WHAT TO PRODUCE: Copy every line in the records below that contains the word "JSON".

^^^^^^^^

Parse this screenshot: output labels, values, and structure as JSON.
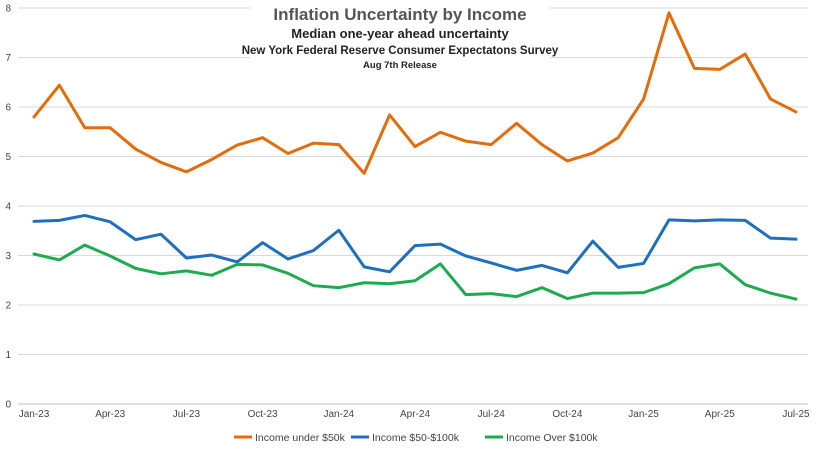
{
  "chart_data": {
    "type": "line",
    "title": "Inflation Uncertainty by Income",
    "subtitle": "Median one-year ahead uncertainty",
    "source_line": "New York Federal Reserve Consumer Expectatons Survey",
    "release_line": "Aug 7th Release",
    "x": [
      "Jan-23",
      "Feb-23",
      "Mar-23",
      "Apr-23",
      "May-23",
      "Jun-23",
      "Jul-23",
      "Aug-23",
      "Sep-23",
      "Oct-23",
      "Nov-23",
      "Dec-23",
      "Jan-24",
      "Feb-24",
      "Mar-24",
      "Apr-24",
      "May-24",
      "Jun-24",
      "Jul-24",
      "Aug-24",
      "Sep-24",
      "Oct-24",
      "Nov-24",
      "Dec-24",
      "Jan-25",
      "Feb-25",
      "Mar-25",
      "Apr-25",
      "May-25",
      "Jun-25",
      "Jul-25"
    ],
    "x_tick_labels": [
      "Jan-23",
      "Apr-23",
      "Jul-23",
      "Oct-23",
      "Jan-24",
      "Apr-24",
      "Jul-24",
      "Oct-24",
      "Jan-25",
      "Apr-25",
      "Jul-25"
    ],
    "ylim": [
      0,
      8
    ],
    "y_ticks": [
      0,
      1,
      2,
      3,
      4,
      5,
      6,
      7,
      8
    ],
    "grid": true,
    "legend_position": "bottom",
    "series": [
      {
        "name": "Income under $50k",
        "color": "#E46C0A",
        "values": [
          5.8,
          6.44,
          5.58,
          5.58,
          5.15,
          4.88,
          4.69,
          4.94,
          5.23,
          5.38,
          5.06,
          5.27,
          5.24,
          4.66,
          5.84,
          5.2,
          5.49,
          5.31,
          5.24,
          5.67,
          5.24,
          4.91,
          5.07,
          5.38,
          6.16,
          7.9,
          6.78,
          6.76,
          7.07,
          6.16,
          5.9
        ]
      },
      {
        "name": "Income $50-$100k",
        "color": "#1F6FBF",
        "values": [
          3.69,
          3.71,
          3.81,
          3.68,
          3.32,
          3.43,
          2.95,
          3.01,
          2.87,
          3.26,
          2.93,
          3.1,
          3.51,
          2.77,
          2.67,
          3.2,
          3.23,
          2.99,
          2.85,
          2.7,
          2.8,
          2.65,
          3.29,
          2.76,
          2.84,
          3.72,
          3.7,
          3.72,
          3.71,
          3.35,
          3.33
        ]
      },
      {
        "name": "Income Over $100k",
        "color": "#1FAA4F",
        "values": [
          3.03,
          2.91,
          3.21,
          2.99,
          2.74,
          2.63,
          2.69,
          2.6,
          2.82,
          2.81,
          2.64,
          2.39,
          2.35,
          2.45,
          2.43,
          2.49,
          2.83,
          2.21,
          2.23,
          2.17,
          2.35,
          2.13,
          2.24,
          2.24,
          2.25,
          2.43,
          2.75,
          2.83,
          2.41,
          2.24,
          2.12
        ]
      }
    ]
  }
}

^^^^^^^^

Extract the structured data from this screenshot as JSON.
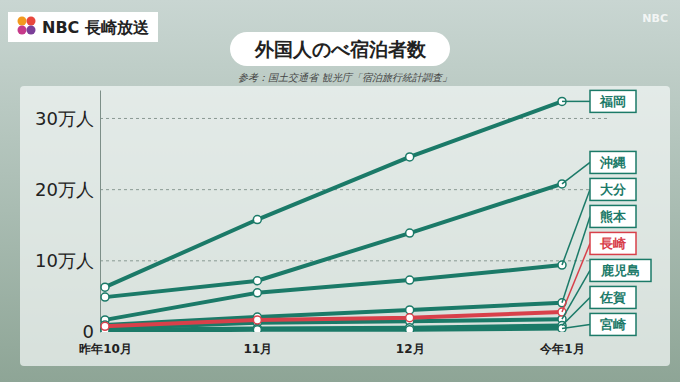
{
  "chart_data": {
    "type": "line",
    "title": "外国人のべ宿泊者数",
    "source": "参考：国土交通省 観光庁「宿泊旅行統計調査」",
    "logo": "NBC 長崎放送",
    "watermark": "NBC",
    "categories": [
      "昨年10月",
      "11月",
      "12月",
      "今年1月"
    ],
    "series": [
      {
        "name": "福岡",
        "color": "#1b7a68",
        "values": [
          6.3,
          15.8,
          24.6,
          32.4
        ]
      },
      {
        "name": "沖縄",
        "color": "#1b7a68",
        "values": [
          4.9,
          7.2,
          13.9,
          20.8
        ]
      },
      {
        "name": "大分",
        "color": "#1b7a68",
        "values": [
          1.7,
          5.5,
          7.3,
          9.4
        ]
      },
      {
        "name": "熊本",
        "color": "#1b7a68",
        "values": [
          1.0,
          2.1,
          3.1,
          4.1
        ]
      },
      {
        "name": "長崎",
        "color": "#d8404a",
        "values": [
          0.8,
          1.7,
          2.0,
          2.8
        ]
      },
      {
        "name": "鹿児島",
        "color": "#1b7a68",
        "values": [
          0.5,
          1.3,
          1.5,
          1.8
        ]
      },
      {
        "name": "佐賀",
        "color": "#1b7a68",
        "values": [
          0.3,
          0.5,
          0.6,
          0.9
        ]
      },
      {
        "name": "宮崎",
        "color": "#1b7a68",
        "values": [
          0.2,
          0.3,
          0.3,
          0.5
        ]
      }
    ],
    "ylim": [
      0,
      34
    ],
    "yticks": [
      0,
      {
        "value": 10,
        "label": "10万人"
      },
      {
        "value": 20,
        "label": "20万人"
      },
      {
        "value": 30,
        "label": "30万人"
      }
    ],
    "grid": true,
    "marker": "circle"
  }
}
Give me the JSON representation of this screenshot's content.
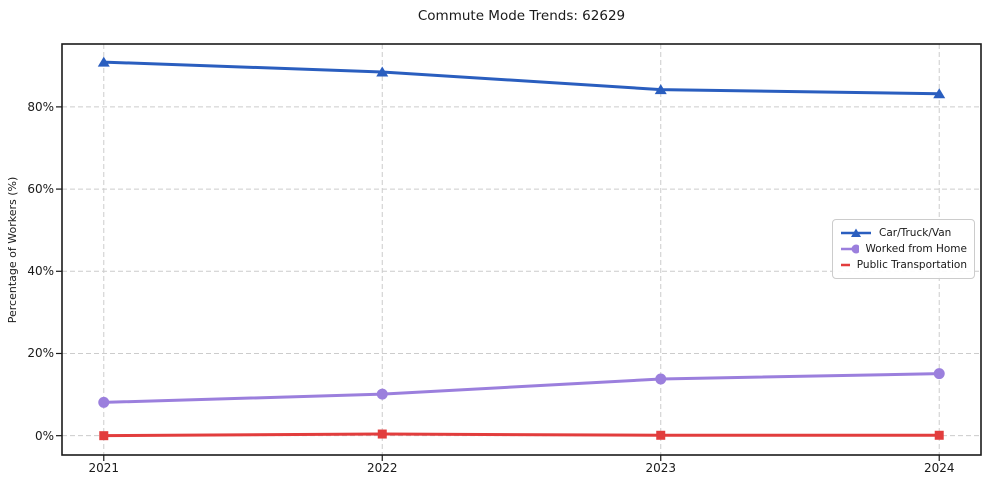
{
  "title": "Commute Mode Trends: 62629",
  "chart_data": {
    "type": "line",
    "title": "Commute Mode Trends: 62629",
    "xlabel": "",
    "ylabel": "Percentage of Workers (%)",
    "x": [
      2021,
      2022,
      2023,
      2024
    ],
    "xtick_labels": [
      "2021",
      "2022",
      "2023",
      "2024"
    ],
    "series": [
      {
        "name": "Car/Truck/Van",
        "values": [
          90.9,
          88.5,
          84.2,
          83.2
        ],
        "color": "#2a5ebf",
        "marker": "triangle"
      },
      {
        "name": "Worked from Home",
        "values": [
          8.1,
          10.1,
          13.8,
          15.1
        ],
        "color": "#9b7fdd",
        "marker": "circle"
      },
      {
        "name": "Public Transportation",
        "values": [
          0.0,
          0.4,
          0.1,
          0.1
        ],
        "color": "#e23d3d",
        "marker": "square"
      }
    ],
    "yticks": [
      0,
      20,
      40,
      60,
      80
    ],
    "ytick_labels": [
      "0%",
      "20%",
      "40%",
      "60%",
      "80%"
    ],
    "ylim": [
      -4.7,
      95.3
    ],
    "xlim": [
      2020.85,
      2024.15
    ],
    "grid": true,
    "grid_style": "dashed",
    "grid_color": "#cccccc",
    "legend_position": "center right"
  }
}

^^^^^^^^

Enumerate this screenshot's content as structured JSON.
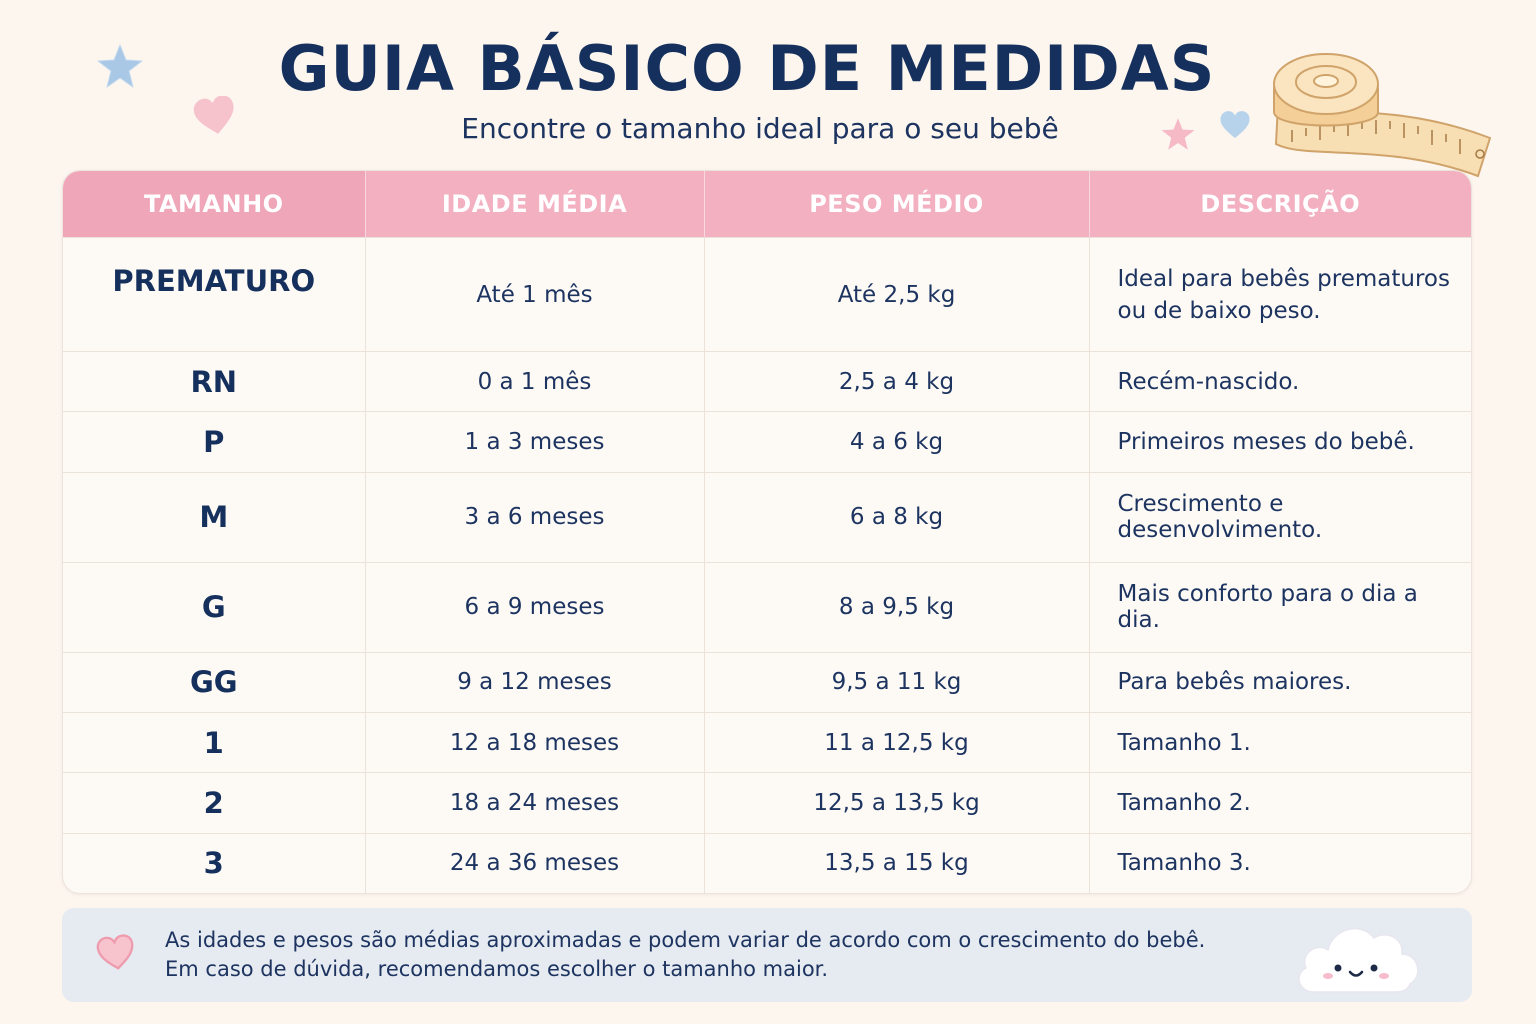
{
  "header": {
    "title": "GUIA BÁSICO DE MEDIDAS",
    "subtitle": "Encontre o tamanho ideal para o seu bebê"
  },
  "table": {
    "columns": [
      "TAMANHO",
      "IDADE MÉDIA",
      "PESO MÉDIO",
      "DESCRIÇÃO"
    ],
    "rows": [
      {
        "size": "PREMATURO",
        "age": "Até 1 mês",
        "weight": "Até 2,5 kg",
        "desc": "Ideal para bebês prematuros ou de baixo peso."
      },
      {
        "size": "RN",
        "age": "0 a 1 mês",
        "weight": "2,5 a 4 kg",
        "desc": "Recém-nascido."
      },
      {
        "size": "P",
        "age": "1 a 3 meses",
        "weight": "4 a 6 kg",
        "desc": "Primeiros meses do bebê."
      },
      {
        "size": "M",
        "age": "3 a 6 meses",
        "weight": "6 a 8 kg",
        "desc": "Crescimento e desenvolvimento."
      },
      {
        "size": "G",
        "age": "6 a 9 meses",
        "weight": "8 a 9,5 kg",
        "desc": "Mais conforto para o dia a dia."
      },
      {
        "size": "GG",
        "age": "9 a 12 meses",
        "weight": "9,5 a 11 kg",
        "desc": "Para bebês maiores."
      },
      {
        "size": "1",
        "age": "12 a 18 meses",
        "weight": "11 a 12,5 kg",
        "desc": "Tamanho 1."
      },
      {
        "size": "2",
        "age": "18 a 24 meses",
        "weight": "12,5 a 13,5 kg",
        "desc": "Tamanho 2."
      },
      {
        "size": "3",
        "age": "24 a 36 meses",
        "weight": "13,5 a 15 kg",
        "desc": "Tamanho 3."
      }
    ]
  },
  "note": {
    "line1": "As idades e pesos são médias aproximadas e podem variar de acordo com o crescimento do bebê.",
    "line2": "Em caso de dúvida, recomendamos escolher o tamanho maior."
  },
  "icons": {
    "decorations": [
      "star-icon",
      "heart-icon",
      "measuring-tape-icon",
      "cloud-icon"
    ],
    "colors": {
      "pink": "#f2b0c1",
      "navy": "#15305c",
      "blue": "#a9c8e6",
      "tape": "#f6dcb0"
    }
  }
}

^^^^^^^^

FINAL RESULT:
Parse this screenshot: output labels, values, and structure as JSON.
Extract the structured data from this screenshot as JSON.
Give me the JSON representation of this screenshot's content.
Enumerate this screenshot's content as structured JSON.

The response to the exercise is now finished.